efficiently.
Over the past
decade, Calabrese has compiled thousands of examples of hormesis from published
scientific literature. Many findings challenge and even flout established
theories about what is harmful. For example, the prevailing theory is that any
increase in radiation exposure increases the risk of cancer. But biologist
Ronald Mitchel of Atomic Energy of Canada has shown that a single low dose of
ionizing radiation stimulates DNA repair, delaying the onset of cancer in mice;
high doses produced the opposite effect, as expected. Prolonged exposure to
extreme temperatures is also harmful, but Rattan has found that heating up
human skin cells to 41 degrees Celsius (106 degrees Fahrenheit) twice a week
for an hour slows aging in the cells.
Even
well-established environmental headaches display some hormesis. The definitive
rat study that linked high doses of dioxin to cancer, published in 1978 by
Richard Kociba of Dow Chemical and his colleagues, also found that low doses
reduced the incidence of tumors.
|
Image: LUCY READING; ADAPTED FROM
J. R. MAISIN ET AL. IN RADIATION RESEARCH, FEBRUARY 1988 (top)
AND TETSUYA ABE ET AL. IN BIOCHEMICAL PHARMACOLOGY, JULY 1, 1999 (bottom),
AS REPRODUCED BY EDWARD J. CALABRESE AND LINDA A. BALDWIN IN TRENDS IN
PHARMACOLOGICAL SCIENCES, JUNE 2001 A PINCH OF POISON seems beneficial in
some cases when compared with control groups, as shown by the effects of
gamma rays on the emergence of mouse tumors (top) and of cadmium
exposure on human ovarian cells (bottom). |
"Adaptation
to such stresses is absolutely essential," Mitchel remarks. "If we
couldn't adapt to changes in our environment, we would die." Such
adaptation at the molecular level is seen in most primitive forms of life and
has been evolutionarily conserved all the way up to humans, he adds.

- [EXERCISE REQUIREMENTS]:
1. In the passage on hormesis, how often and for how long did Rattan heat human skin cells to 41 degrees Celsius?
2. Go on with the passage on hormesis from the point where it stops.
The rows that follow come from a separate source unrelated to the passage.

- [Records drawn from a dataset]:
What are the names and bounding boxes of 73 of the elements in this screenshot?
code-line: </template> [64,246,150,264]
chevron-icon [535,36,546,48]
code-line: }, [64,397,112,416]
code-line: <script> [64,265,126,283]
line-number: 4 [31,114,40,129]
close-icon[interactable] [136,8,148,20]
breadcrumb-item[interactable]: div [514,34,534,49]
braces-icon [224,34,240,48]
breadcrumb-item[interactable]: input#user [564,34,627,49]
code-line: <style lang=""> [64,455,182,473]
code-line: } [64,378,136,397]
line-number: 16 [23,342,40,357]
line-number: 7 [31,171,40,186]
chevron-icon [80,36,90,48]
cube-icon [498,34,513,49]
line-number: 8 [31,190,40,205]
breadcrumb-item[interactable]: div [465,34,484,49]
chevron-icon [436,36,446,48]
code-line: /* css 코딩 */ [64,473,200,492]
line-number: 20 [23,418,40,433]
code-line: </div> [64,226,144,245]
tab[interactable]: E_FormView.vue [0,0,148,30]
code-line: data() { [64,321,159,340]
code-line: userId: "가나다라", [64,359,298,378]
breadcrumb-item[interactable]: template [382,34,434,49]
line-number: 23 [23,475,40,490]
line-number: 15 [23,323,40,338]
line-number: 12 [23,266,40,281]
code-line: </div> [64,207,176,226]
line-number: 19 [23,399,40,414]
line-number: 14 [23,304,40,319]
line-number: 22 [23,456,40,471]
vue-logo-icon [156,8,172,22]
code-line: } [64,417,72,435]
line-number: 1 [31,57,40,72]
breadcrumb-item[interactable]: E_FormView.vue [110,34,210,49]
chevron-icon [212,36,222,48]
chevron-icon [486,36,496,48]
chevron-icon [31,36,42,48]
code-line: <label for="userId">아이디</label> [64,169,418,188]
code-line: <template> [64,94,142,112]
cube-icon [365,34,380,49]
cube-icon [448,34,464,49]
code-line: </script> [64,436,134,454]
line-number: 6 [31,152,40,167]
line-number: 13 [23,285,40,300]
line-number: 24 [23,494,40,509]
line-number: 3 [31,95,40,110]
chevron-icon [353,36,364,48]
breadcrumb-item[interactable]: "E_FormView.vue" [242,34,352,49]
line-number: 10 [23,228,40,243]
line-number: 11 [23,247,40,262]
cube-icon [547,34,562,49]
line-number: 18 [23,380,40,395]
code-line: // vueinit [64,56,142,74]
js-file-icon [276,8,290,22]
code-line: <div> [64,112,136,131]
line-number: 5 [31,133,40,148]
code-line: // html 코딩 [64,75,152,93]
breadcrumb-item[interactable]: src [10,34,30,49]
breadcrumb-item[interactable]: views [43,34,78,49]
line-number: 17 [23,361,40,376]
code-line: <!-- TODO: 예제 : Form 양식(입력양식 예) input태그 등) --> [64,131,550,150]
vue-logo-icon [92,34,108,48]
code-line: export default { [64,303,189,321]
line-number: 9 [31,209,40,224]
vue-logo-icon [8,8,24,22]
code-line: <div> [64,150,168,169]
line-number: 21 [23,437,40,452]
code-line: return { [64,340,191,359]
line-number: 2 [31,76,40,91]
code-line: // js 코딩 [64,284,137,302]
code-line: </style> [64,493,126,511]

- [RESULTS OF THE EXERCISE]:
1. Twice a week for an hour.

2.
Hormesis
challenges the existing hazard-assessment process underlying environmental
regulations, Calabrese says. Toxicologists usually determine the relation
between exposure to contaminants and health risks by conducting animal
experiments. They start out by giving lab animals a high dose that produces
clear adverse effects. Then they work downward until they can estimate a
concentration that doesn't cause harmful effects. For chemicals that don't
cause cancer, they obtain a safe dose for humans by applying uncertainty
factors to account for differences between mice and men and among individual
people. The resulting safe dose for humans is then usually deemed to be about
0.01 to 0.001 the safe dose for mice. For carcinogens, toxicologists assume
that exposure to any amount increases the risk.
But Calabrese
suspects that in many cases, the benefits of hormesis may occur at levels
higher than the recommended safe doses for humans. Thus, it might be possible
to refine pollution standards so that we can reap the benefits of hormesis
while still being protected against adverse effects in the environment. Or at
the very least, it might be reasonable to stop worrying about exceedingly low
exposures.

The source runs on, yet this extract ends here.